_GIVEN REQUEST:_ Look through the data below. Collect every line where the word "this" occurs.
-- Start of EXTRACTED DATA --
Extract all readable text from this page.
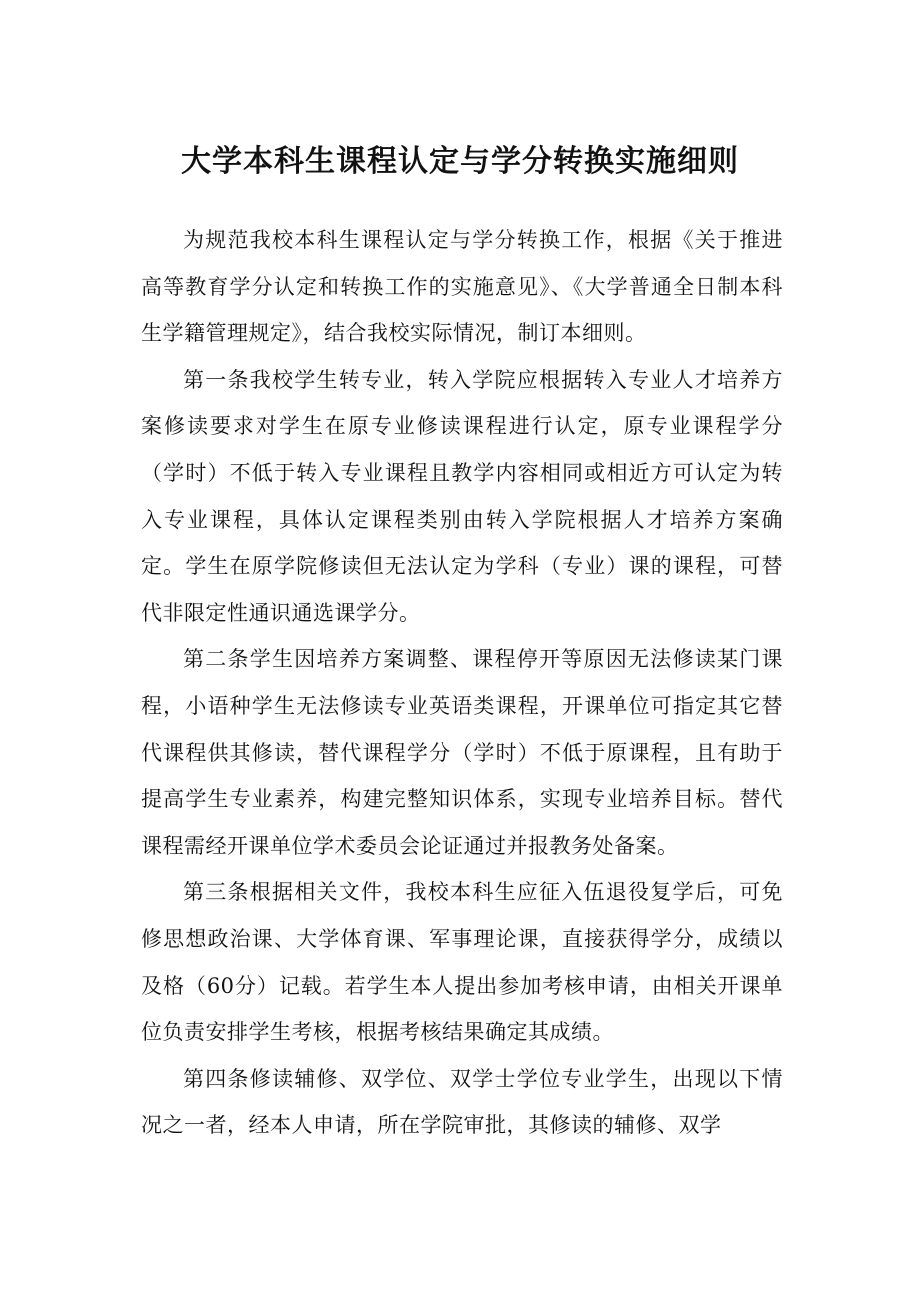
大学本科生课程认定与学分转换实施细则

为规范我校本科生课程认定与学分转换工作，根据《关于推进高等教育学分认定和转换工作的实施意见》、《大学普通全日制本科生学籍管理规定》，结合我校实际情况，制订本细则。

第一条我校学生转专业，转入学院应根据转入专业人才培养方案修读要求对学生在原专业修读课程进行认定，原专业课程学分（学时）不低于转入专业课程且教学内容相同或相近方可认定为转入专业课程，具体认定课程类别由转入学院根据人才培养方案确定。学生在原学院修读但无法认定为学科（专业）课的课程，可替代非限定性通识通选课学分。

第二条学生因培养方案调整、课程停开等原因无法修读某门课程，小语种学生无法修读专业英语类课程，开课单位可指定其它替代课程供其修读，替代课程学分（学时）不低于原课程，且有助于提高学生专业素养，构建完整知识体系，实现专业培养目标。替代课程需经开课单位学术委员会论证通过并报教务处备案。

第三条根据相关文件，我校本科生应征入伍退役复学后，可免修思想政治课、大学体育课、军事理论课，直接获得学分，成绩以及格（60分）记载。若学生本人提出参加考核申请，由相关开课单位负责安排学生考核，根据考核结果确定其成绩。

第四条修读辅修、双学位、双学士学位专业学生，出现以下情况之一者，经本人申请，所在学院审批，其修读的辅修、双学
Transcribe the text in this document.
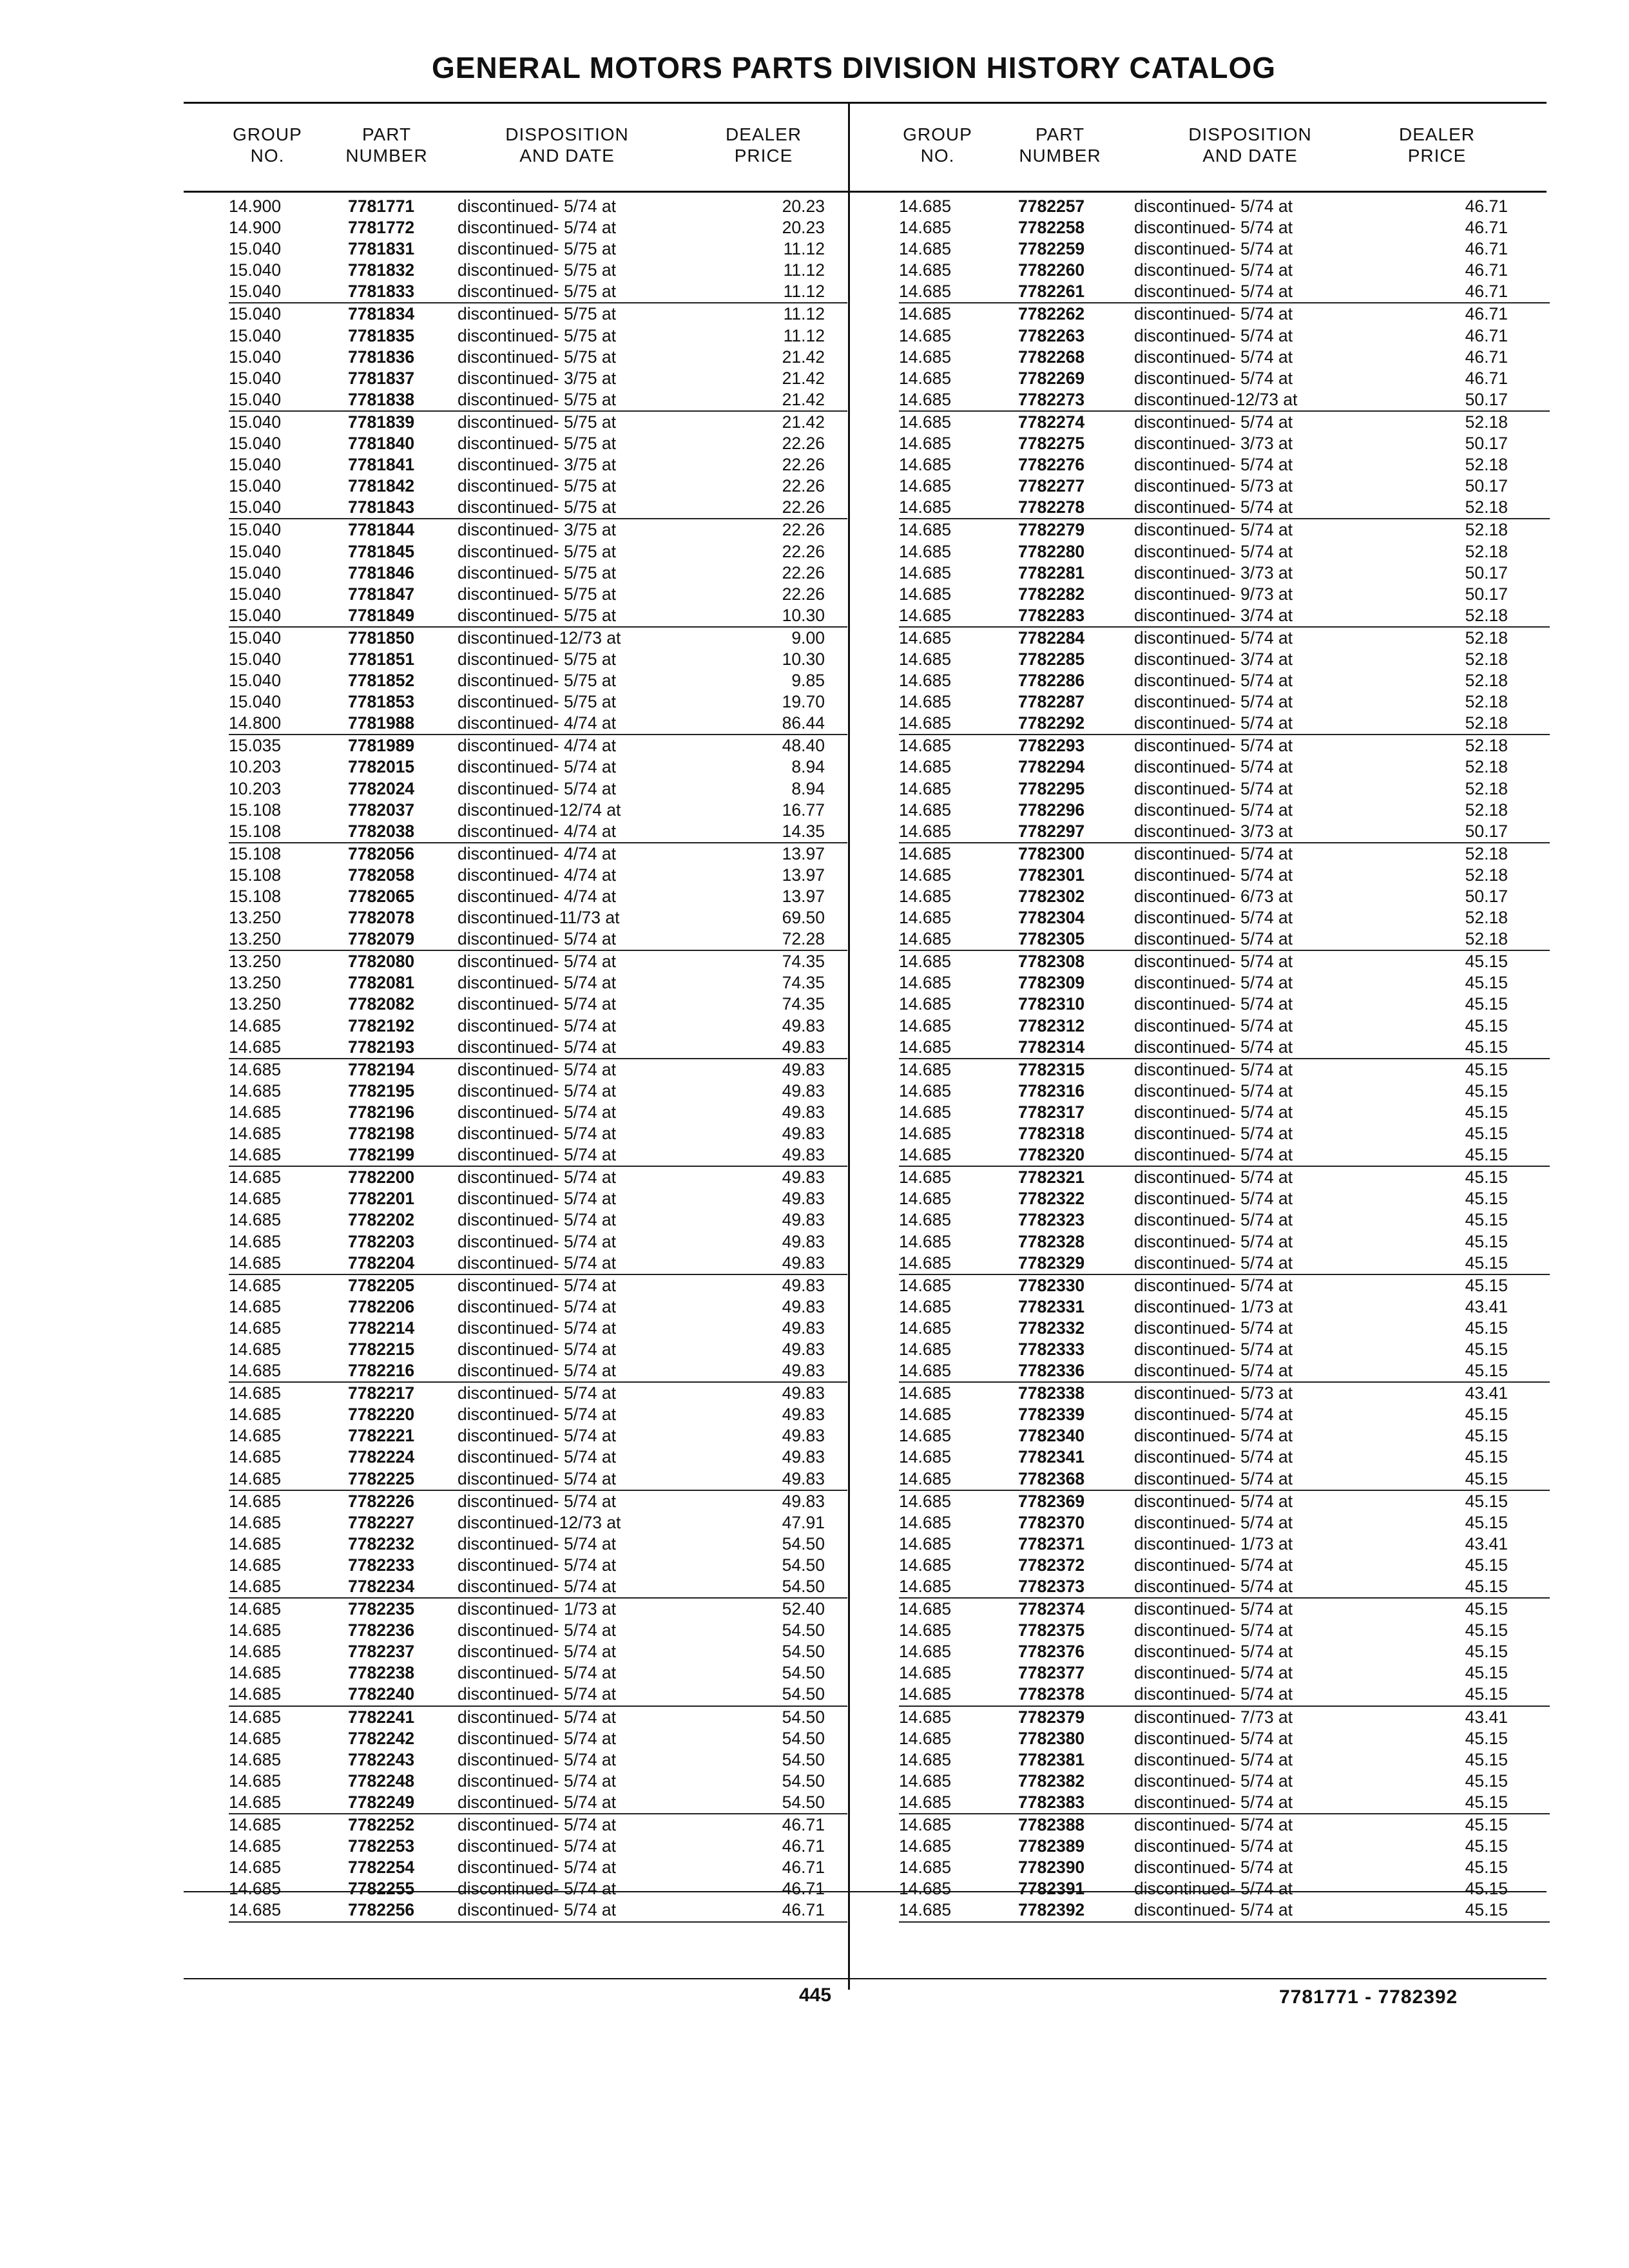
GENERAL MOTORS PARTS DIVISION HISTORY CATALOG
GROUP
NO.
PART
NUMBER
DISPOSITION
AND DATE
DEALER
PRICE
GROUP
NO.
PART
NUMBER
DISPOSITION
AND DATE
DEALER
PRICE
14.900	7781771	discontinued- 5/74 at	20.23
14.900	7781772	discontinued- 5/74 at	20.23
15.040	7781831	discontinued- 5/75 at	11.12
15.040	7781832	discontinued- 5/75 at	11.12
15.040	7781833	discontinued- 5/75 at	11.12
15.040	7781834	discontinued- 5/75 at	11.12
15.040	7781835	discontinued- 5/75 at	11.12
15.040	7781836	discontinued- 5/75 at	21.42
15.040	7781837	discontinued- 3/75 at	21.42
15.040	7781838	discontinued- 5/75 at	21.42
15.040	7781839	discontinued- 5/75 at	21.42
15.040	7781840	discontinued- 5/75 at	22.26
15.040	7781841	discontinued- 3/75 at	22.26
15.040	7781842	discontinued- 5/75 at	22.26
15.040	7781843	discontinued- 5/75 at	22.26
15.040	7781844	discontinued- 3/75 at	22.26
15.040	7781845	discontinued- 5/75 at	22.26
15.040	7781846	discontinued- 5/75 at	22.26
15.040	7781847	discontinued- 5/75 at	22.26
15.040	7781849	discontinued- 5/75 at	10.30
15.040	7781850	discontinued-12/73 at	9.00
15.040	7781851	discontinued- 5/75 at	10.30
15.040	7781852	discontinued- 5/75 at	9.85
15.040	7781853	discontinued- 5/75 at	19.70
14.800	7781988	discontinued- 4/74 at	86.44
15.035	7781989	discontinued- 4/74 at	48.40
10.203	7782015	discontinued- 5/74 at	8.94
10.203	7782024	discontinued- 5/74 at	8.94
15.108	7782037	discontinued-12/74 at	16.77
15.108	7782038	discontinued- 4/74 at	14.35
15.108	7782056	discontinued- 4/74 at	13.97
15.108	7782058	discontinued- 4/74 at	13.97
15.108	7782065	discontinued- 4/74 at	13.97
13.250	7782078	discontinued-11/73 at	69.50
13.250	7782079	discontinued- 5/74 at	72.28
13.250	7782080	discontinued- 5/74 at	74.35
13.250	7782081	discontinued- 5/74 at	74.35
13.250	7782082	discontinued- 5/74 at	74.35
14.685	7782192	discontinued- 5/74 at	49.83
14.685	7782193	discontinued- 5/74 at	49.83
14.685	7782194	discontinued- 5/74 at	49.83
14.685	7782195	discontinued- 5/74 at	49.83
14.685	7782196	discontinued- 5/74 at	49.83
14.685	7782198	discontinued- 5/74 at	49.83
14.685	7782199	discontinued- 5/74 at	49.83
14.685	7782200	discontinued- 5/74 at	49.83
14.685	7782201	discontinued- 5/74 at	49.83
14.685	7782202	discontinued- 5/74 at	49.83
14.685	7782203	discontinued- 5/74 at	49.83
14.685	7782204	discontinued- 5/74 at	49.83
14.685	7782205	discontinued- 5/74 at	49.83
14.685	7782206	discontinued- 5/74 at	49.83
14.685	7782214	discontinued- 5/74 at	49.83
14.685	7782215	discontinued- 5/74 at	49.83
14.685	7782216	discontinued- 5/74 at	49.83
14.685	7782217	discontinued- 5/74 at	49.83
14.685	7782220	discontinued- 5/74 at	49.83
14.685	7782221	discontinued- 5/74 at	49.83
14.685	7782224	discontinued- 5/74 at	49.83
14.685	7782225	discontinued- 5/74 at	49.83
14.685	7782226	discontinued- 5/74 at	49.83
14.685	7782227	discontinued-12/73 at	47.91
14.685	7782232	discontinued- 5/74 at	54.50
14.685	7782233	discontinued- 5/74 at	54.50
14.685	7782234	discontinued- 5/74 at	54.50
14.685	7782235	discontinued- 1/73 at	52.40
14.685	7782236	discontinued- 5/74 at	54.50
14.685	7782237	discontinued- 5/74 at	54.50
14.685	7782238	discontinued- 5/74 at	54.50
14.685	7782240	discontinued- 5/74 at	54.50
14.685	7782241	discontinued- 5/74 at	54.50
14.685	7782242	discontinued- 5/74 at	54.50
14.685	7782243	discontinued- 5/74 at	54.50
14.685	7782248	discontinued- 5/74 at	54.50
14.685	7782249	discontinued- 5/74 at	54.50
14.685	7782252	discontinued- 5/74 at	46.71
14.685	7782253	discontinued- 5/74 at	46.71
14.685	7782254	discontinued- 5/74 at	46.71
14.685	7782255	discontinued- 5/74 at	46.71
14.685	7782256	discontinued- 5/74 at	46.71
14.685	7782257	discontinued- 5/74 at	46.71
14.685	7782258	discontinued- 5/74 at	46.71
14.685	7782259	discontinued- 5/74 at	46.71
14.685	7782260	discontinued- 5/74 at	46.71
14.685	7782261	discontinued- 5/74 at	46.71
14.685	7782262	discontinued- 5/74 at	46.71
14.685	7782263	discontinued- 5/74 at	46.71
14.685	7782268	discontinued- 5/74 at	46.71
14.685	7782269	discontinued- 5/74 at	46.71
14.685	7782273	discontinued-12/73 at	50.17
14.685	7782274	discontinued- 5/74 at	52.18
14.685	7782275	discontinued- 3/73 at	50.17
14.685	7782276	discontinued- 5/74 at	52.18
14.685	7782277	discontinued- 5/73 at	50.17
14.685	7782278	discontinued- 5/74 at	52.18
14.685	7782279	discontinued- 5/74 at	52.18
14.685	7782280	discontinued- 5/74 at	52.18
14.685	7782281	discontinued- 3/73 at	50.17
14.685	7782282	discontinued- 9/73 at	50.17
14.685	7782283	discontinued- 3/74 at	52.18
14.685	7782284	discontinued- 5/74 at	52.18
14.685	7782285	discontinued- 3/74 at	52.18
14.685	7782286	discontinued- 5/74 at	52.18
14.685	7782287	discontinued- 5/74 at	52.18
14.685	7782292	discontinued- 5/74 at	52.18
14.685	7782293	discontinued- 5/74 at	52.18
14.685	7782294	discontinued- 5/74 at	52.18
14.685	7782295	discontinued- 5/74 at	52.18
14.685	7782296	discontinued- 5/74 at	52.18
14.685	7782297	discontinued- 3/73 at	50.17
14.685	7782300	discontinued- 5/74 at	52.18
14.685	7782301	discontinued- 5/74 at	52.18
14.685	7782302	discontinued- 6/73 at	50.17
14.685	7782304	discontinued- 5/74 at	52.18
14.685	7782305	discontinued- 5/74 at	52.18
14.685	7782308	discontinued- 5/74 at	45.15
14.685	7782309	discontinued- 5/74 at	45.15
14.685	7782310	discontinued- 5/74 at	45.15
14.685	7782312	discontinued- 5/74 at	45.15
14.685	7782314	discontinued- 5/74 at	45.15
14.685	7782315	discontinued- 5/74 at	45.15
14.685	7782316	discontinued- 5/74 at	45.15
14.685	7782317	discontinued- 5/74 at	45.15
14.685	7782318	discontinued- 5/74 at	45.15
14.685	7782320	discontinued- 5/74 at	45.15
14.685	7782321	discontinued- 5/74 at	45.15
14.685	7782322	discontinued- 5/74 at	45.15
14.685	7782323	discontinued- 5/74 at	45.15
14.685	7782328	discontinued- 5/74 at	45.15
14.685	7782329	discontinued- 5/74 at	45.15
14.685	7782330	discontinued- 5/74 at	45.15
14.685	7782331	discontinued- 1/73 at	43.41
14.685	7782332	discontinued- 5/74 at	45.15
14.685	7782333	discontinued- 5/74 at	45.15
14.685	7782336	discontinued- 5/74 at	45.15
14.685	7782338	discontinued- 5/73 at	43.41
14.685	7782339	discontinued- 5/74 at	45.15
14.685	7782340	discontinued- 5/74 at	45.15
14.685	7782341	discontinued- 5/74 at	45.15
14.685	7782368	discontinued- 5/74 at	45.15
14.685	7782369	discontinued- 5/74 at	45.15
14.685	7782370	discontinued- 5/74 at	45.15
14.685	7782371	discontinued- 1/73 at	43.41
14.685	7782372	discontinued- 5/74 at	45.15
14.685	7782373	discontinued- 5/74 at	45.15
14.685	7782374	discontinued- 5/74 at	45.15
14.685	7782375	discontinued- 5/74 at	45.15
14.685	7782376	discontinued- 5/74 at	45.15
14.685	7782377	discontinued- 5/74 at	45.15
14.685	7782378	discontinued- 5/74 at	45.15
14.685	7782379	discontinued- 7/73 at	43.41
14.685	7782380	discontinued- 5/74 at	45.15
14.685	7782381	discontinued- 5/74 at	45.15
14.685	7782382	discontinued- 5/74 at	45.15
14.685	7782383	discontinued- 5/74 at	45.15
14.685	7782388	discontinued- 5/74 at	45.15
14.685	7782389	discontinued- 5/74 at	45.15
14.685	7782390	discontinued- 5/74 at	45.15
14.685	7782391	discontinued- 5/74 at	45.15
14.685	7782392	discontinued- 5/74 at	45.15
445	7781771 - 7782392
-- End of EXTRACTED DATA --
_ANSWER IN FULL:_
Extract all readable text from this page.
Transcribe the text in this document.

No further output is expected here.